What this task involves: Look through the data for the string "varphi". Copy every line where it is found.

[Saved entries]
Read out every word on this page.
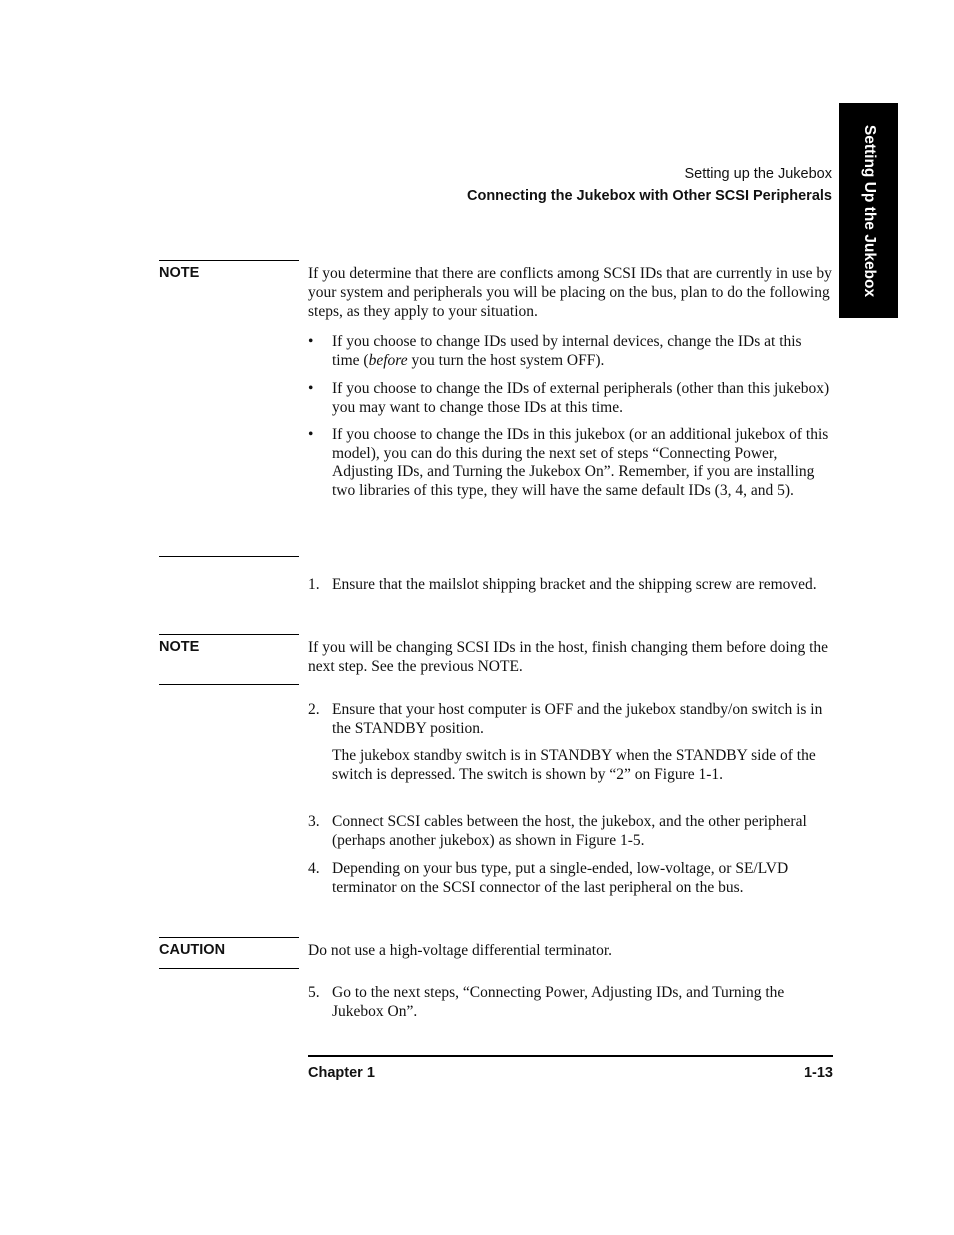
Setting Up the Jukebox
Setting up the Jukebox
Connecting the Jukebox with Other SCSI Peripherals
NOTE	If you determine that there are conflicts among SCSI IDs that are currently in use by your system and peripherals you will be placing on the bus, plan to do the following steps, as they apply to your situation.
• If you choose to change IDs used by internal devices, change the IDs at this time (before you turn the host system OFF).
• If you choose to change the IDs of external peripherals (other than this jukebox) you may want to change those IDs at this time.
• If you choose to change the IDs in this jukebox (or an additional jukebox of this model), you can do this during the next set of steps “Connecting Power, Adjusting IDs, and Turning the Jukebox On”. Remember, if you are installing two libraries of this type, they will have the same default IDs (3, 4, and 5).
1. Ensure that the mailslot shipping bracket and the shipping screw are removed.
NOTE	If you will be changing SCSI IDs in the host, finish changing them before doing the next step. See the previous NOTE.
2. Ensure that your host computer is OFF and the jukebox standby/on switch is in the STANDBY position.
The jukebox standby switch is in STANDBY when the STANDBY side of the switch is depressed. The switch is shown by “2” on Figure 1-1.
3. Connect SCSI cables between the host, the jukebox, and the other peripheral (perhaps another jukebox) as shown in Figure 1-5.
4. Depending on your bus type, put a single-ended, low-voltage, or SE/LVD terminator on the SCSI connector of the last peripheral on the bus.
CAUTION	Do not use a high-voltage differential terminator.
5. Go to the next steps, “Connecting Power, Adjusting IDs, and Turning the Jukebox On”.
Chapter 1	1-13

* * *

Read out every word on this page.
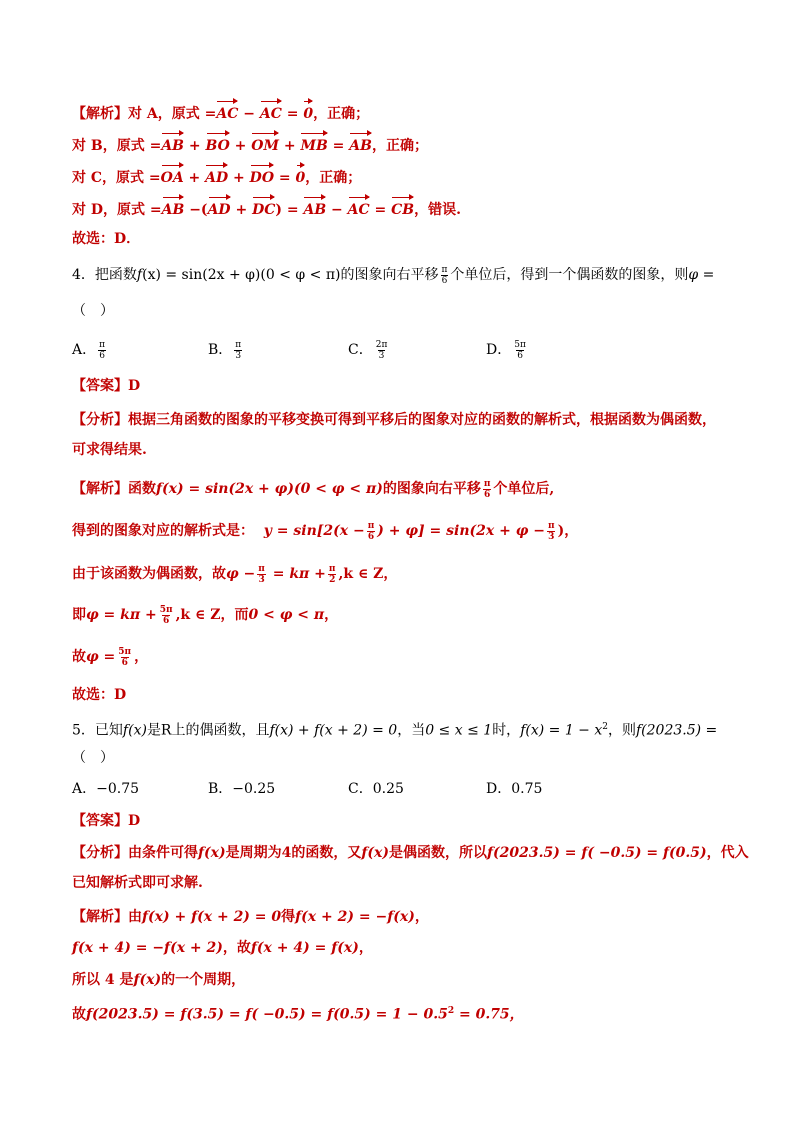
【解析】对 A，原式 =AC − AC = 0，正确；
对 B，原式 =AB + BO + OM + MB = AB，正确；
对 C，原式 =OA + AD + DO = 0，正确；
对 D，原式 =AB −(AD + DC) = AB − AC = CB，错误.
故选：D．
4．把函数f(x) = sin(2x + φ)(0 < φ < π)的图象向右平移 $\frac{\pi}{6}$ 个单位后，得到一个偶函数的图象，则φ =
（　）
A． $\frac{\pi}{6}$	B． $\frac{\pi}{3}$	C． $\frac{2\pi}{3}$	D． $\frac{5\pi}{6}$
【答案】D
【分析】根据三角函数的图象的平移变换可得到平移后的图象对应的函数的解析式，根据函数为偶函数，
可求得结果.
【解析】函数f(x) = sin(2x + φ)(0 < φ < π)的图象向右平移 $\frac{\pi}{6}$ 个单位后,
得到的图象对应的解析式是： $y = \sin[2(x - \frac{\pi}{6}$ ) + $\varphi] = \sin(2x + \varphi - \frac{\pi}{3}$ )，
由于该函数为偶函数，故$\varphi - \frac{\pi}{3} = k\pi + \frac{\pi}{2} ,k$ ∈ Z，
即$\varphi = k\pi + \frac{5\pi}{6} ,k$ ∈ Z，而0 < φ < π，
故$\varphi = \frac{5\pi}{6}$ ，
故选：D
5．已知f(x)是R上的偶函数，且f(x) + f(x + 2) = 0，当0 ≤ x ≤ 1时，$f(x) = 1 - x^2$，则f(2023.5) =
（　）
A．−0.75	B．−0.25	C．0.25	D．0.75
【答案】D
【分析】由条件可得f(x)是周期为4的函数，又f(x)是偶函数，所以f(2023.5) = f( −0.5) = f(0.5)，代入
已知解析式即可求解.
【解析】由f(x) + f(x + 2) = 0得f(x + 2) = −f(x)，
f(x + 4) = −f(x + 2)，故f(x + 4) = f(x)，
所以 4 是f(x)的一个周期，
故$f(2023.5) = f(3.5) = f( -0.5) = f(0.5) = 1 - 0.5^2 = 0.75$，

* * *

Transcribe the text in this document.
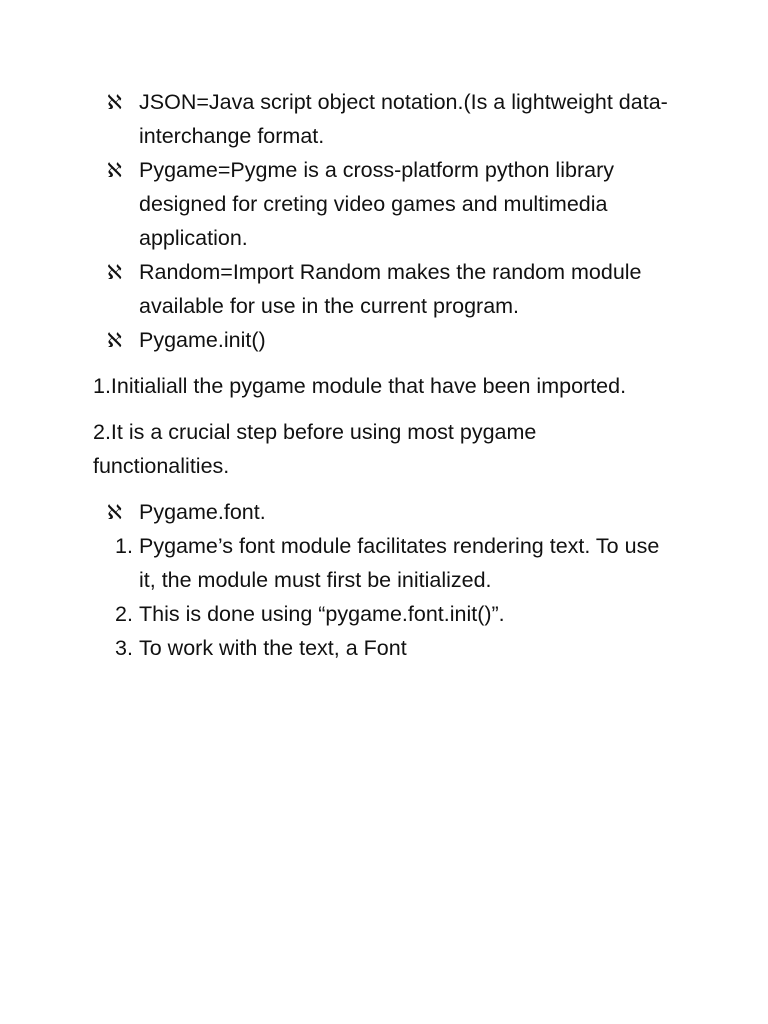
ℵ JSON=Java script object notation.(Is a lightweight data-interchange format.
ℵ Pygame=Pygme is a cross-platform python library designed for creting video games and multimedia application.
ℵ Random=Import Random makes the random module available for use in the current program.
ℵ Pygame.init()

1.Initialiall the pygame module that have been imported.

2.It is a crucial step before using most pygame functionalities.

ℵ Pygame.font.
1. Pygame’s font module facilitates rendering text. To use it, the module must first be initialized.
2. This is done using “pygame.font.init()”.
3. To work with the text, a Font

Answer to this task:
得到的图象对应的解析式是： $y = \sin[2(x - \frac{\pi}{6}$ ) + $\varphi] = \sin(2x + \varphi - \frac{\pi}{3}$ )，
由于该函数为偶函数，故$\varphi - \frac{\pi}{3} = k\pi + \frac{\pi}{2} ,k$ ∈ Z，
即$\varphi = k\pi + \frac{5\pi}{6} ,k$ ∈ Z，而0 < φ < π，
故$\varphi = \frac{5\pi}{6}$ ，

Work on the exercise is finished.